--- start ---

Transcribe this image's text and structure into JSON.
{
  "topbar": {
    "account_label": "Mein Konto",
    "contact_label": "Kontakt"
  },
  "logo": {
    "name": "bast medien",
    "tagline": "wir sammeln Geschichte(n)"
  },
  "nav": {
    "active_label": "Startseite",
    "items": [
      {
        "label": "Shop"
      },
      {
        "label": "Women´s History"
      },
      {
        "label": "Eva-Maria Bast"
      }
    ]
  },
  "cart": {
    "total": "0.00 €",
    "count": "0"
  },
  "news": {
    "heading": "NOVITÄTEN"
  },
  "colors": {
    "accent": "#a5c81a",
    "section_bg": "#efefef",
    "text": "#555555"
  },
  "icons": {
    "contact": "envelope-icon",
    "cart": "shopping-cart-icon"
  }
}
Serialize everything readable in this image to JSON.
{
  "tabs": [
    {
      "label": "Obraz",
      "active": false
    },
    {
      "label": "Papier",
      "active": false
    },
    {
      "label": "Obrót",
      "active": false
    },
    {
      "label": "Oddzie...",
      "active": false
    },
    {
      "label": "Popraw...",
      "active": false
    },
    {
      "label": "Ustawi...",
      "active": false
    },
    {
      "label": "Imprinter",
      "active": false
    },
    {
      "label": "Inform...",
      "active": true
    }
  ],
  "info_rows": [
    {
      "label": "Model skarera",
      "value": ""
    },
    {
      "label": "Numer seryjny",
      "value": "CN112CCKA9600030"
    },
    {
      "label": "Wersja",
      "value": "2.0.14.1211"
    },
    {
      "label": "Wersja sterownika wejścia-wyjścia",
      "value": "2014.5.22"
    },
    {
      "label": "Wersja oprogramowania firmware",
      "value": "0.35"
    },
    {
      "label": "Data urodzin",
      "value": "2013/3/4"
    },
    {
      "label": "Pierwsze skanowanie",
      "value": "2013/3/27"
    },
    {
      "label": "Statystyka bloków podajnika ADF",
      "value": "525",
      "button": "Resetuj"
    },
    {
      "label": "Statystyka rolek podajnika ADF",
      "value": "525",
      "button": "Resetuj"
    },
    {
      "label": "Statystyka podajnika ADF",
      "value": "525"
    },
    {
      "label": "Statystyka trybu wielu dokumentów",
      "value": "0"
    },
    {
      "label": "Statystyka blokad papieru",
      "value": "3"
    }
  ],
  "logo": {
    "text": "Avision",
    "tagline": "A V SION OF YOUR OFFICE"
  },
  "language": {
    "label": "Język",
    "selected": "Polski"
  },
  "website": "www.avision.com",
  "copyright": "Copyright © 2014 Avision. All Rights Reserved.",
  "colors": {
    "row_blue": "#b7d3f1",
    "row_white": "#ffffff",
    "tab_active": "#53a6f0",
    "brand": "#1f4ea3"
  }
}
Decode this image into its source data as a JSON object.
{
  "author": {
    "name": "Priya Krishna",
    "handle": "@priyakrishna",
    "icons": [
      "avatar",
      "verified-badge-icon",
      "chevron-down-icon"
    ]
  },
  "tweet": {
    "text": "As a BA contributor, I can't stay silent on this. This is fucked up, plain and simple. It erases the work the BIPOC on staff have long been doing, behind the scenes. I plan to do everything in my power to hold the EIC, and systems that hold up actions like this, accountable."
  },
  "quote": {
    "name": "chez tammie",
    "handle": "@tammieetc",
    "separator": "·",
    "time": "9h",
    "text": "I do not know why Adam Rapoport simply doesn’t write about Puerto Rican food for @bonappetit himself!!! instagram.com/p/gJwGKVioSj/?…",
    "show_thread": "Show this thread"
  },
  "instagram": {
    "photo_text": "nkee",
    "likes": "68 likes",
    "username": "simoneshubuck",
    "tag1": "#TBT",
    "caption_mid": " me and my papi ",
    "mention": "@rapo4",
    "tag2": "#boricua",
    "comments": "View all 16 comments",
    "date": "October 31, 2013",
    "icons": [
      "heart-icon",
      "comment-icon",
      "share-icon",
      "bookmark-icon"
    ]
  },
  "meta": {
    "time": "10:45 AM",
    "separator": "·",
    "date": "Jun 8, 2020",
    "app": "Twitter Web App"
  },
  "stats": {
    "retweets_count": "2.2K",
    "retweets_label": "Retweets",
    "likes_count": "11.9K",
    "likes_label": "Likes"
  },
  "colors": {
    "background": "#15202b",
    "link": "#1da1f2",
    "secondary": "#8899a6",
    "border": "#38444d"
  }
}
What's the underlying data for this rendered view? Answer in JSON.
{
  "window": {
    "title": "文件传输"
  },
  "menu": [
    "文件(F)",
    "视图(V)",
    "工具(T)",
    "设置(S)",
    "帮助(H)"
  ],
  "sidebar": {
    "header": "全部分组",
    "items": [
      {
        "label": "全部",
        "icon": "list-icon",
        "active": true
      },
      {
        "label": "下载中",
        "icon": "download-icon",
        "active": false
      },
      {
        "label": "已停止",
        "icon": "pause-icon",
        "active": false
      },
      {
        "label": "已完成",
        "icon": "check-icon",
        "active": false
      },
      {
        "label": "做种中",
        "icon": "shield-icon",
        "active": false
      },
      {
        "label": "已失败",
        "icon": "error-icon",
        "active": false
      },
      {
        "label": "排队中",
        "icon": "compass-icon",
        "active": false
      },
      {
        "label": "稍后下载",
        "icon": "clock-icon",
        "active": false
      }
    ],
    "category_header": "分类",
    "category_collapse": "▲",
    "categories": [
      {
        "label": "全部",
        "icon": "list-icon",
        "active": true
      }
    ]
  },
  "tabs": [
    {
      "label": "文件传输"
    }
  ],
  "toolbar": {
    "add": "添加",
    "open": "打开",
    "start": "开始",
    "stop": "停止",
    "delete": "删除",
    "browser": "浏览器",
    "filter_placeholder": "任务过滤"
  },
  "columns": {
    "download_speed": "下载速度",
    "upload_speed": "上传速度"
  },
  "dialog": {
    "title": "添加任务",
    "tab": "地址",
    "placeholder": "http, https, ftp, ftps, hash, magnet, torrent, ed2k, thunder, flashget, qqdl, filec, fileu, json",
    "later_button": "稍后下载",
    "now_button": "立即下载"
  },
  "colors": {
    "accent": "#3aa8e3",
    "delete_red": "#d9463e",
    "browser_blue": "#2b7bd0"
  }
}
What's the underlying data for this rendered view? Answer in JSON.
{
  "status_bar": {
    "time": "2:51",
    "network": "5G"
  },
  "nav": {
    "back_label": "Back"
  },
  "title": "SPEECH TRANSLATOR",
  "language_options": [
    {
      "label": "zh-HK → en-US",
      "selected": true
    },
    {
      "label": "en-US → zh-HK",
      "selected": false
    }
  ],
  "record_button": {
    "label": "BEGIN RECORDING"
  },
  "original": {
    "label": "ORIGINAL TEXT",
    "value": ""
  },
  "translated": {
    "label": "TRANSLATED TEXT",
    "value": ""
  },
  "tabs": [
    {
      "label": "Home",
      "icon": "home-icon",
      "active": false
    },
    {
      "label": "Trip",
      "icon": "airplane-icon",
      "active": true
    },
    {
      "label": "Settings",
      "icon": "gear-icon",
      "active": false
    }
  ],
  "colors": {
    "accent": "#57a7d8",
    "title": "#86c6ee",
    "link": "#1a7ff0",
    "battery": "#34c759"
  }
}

--- end ---

• _Task to carry out_
Repeat the data verbatim.

• _Result below_
Transcribe this image's text and structure into JSON.
{
  "topbar": {
    "account_label": "Mein Konto",
    "contact_label": "Kontakt"
  },
  "logo": {
    "name": "bast medien",
    "tagline": "wir sammeln Geschichte(n)"
  },
  "nav": {
    "active_label": "Startseite",
    "items": [
      {
        "label": "Shop"
      },
      {
        "label": "Women´s History"
      },
      {
        "label": "Eva-Maria Bast"
      }
    ]
  },
  "cart": {
    "total": "0.00 €",
    "count": "0"
  },
  "news": {
    "heading": "NOVITÄTEN"
  },
  "colors": {
    "accent": "#a5c81a",
    "section_bg": "#efefef",
    "text": "#555555"
  },
  "icons": {
    "contact": "envelope-icon",
    "cart": "shopping-cart-icon"
  }
}
Serialize everything readable in this image to JSON.
{
  "tabs": [
    {
      "label": "Obraz",
      "active": false
    },
    {
      "label": "Papier",
      "active": false
    },
    {
      "label": "Obrót",
      "active": false
    },
    {
      "label": "Oddzie...",
      "active": false
    },
    {
      "label": "Popraw...",
      "active": false
    },
    {
      "label": "Ustawi...",
      "active": false
    },
    {
      "label": "Imprinter",
      "active": false
    },
    {
      "label": "Inform...",
      "active": true
    }
  ],
  "info_rows": [
    {
      "label": "Model skarera",
      "value": ""
    },
    {
      "label": "Numer seryjny",
      "value": "CN112CCKA9600030"
    },
    {
      "label": "Wersja",
      "value": "2.0.14.1211"
    },
    {
      "label": "Wersja sterownika wejścia-wyjścia",
      "value": "2014.5.22"
    },
    {
      "label": "Wersja oprogramowania firmware",
      "value": "0.35"
    },
    {
      "label": "Data urodzin",
      "value": "2013/3/4"
    },
    {
      "label": "Pierwsze skanowanie",
      "value": "2013/3/27"
    },
    {
      "label": "Statystyka bloków podajnika ADF",
      "value": "525",
      "button": "Resetuj"
    },
    {
      "label": "Statystyka rolek podajnika ADF",
      "value": "525",
      "button": "Resetuj"
    },
    {
      "label": "Statystyka podajnika ADF",
      "value": "525"
    },
    {
      "label": "Statystyka trybu wielu dokumentów",
      "value": "0"
    },
    {
      "label": "Statystyka blokad papieru",
      "value": "3"
    }
  ],
  "logo": {
    "text": "Avision",
    "tagline": "A V SION OF YOUR OFFICE"
  },
  "language": {
    "label": "Język",
    "selected": "Polski"
  },
  "website": "www.avision.com",
  "copyright": "Copyright © 2014 Avision. All Rights Reserved.",
  "colors": {
    "row_blue": "#b7d3f1",
    "row_white": "#ffffff",
    "tab_active": "#53a6f0",
    "brand": "#1f4ea3"
  }
}
Decode this image into its source data as a JSON object.
{
  "author": {
    "name": "Priya Krishna",
    "handle": "@priyakrishna",
    "icons": [
      "avatar",
      "verified-badge-icon",
      "chevron-down-icon"
    ]
  },
  "tweet": {
    "text": "As a BA contributor, I can't stay silent on this. This is fucked up, plain and simple. It erases the work the BIPOC on staff have long been doing, behind the scenes. I plan to do everything in my power to hold the EIC, and systems that hold up actions like this, accountable."
  },
  "quote": {
    "name": "chez tammie",
    "handle": "@tammieetc",
    "separator": "·",
    "time": "9h",
    "text": "I do not know why Adam Rapoport simply doesn’t write about Puerto Rican food for @bonappetit himself!!! instagram.com/p/gJwGKVioSj/?…",
    "show_thread": "Show this thread"
  },
  "instagram": {
    "photo_text": "nkee",
    "likes": "68 likes",
    "username": "simoneshubuck",
    "tag1": "#TBT",
    "caption_mid": " me and my papi ",
    "mention": "@rapo4",
    "tag2": "#boricua",
    "comments": "View all 16 comments",
    "date": "October 31, 2013",
    "icons": [
      "heart-icon",
      "comment-icon",
      "share-icon",
      "bookmark-icon"
    ]
  },
  "meta": {
    "time": "10:45 AM",
    "separator": "·",
    "date": "Jun 8, 2020",
    "app": "Twitter Web App"
  },
  "stats": {
    "retweets_count": "2.2K",
    "retweets_label": "Retweets",
    "likes_count": "11.9K",
    "likes_label": "Likes"
  },
  "colors": {
    "background": "#15202b",
    "link": "#1da1f2",
    "secondary": "#8899a6",
    "border": "#38444d"
  }
}
What's the underlying data for this rendered view? Answer in JSON.
{
  "window": {
    "title": "文件传输"
  },
  "menu": [
    "文件(F)",
    "视图(V)",
    "工具(T)",
    "设置(S)",
    "帮助(H)"
  ],
  "sidebar": {
    "header": "全部分组",
    "items": [
      {
        "label": "全部",
        "icon": "list-icon",
        "active": true
      },
      {
        "label": "下载中",
        "icon": "download-icon",
        "active": false
      },
      {
        "label": "已停止",
        "icon": "pause-icon",
        "active": false
      },
      {
        "label": "已完成",
        "icon": "check-icon",
        "active": false
      },
      {
        "label": "做种中",
        "icon": "shield-icon",
        "active": false
      },
      {
        "label": "已失败",
        "icon": "error-icon",
        "active": false
      },
      {
        "label": "排队中",
        "icon": "compass-icon",
        "active": false
      },
      {
        "label": "稍后下载",
        "icon": "clock-icon",
        "active": false
      }
    ],
    "category_header": "分类",
    "category_collapse": "▲",
    "categories": [
      {
        "label": "全部",
        "icon": "list-icon",
        "active": true
      }
    ]
  },
  "tabs": [
    {
      "label": "文件传输"
    }
  ],
  "toolbar": {
    "add": "添加",
    "open": "打开",
    "start": "开始",
    "stop": "停止",
    "delete": "删除",
    "browser": "浏览器",
    "filter_placeholder": "任务过滤"
  },
  "columns": {
    "download_speed": "下载速度",
    "upload_speed": "上传速度"
  },
  "dialog": {
    "title": "添加任务",
    "tab": "地址",
    "placeholder": "http, https, ftp, ftps, hash, magnet, torrent, ed2k, thunder, flashget, qqdl, filec, fileu, json",
    "later_button": "稍后下载",
    "now_button": "立即下载"
  },
  "colors": {
    "accent": "#3aa8e3",
    "delete_red": "#d9463e",
    "browser_blue": "#2b7bd0"
  }
}
What's the underlying data for this rendered view? Answer in JSON.
{
  "status_bar": {
    "time": "2:51",
    "network": "5G"
  },
  "nav": {
    "back_label": "Back"
  },
  "title": "SPEECH TRANSLATOR",
  "language_options": [
    {
      "label": "zh-HK → en-US",
      "selected": true
    },
    {
      "label": "en-US → zh-HK",
      "selected": false
    }
  ],
  "record_button": {
    "label": "BEGIN RECORDING"
  },
  "original": {
    "label": "ORIGINAL TEXT",
    "value": ""
  },
  "translated": {
    "label": "TRANSLATED TEXT",
    "value": ""
  },
  "tabs": [
    {
      "label": "Home",
      "icon": "home-icon",
      "active": false
    },
    {
      "label": "Trip",
      "icon": "airplane-icon",
      "active": true
    },
    {
      "label": "Settings",
      "icon": "gear-icon",
      "active": false
    }
  ],
  "colors": {
    "accent": "#57a7d8",
    "title": "#86c6ee",
    "link": "#1a7ff0",
    "battery": "#34c759"
  }
}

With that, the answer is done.